● SET EXERCISE:
Please transcribe the data that follows without the pictures, keeping every word the same.
***
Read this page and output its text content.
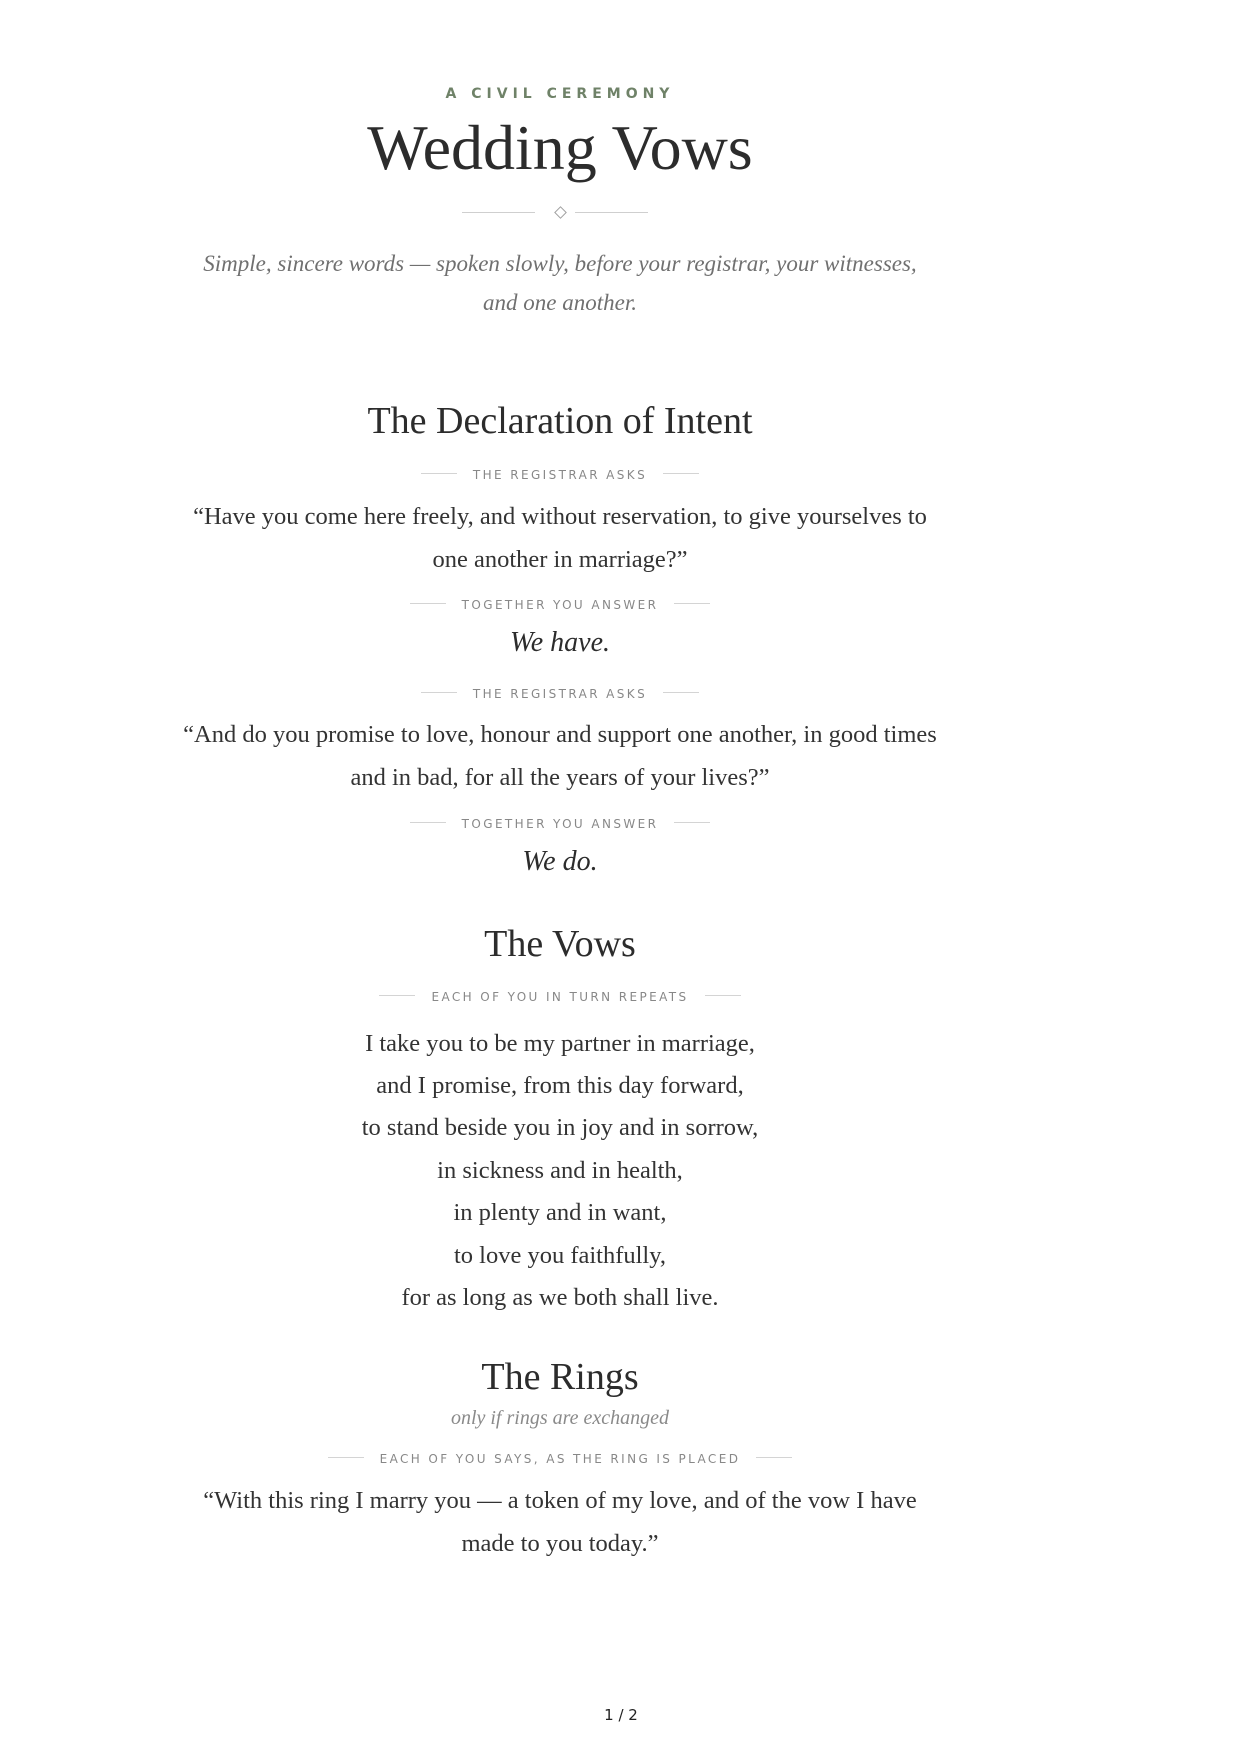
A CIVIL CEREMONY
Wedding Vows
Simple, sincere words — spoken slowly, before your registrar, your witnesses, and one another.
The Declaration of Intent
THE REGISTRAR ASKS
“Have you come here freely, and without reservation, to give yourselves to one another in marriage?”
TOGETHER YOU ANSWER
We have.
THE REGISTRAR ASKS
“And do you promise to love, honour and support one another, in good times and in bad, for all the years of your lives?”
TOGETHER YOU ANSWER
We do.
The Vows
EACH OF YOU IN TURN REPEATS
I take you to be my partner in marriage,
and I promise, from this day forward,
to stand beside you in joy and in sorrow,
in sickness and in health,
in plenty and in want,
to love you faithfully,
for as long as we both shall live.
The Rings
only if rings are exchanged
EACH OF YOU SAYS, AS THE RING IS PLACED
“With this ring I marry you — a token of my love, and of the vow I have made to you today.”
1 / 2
***
● EXERCISE OUTPUT:
Read this page and output its text content.
A CIVIL CEREMONY
Wedding Vows
Simple, sincere words — spoken slowly, before your registrar, your witnesses, and one another.
The Declaration of Intent
THE REGISTRAR ASKS
“Have you come here freely, and without reservation, to give yourselves to one another in marriage?”
TOGETHER YOU ANSWER
We have.
THE REGISTRAR ASKS
“And do you promise to love, honour and support one another, in good times and in bad, for all the years of your lives?”
TOGETHER YOU ANSWER
We do.
The Vows
EACH OF YOU IN TURN REPEATS
I take you to be my partner in marriage,
and I promise, from this day forward,
to stand beside you in joy and in sorrow,
in sickness and in health,
in plenty and in want,
to love you faithfully,
for as long as we both shall live.
The Rings
only if rings are exchanged
EACH OF YOU SAYS, AS THE RING IS PLACED
“With this ring I marry you — a token of my love, and of the vow I have made to you today.”
1 / 2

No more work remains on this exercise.